**EXERCISE MATERIAL**
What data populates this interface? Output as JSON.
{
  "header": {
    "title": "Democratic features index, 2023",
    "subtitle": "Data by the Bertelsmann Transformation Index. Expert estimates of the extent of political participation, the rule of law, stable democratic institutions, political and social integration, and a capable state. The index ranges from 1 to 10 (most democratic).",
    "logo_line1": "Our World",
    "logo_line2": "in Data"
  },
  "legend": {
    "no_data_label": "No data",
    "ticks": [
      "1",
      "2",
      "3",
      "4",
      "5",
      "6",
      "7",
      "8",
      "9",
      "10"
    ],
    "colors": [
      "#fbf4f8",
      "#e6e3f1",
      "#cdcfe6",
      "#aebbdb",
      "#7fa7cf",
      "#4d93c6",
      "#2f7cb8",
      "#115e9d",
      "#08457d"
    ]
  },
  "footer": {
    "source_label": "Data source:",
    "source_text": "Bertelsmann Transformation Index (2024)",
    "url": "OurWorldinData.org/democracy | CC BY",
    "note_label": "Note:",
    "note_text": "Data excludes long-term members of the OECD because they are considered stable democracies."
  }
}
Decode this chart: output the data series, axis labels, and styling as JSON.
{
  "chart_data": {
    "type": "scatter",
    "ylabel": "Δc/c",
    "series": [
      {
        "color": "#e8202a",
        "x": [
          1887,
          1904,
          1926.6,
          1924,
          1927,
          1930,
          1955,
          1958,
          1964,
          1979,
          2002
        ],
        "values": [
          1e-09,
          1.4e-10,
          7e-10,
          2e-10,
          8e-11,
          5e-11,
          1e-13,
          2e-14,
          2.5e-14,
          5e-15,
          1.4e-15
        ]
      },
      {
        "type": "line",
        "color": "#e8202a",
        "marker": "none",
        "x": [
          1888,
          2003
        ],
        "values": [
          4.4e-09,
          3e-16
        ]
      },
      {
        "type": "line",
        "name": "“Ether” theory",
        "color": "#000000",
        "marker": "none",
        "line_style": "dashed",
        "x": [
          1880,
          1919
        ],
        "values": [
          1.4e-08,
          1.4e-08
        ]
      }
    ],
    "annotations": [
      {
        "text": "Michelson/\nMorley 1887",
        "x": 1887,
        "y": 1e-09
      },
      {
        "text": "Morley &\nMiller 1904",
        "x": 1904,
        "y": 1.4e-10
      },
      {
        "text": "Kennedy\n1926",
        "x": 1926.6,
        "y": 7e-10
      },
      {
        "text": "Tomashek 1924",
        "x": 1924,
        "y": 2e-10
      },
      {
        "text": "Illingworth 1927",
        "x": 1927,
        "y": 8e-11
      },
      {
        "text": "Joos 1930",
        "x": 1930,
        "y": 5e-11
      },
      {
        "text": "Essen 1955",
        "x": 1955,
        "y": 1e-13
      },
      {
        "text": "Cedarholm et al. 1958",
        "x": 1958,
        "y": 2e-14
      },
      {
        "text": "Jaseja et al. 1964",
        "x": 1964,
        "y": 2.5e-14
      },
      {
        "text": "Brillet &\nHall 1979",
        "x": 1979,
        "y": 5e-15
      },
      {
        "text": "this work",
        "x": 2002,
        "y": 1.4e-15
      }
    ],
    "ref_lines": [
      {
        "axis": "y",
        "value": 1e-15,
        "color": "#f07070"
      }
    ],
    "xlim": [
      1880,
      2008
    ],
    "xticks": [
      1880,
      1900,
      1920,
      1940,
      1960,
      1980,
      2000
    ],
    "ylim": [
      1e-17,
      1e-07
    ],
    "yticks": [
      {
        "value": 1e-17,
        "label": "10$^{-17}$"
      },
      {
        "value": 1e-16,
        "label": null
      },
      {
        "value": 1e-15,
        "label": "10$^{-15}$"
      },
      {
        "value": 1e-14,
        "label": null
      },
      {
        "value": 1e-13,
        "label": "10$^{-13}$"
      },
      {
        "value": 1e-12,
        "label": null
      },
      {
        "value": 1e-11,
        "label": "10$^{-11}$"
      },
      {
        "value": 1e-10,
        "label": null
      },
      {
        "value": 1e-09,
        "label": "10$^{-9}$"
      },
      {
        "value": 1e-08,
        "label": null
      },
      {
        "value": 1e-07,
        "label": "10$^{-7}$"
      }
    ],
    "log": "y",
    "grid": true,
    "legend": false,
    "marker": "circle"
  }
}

**WHAT THE EXERCISE ASKS**
Your task is to pick out every line with the string "this" and copy it.

**FULL OUTPUT**
What data populates this interface? Output as JSON.
Decode this chart: output the data series, axis labels, and styling as JSON.
        "text": "this work",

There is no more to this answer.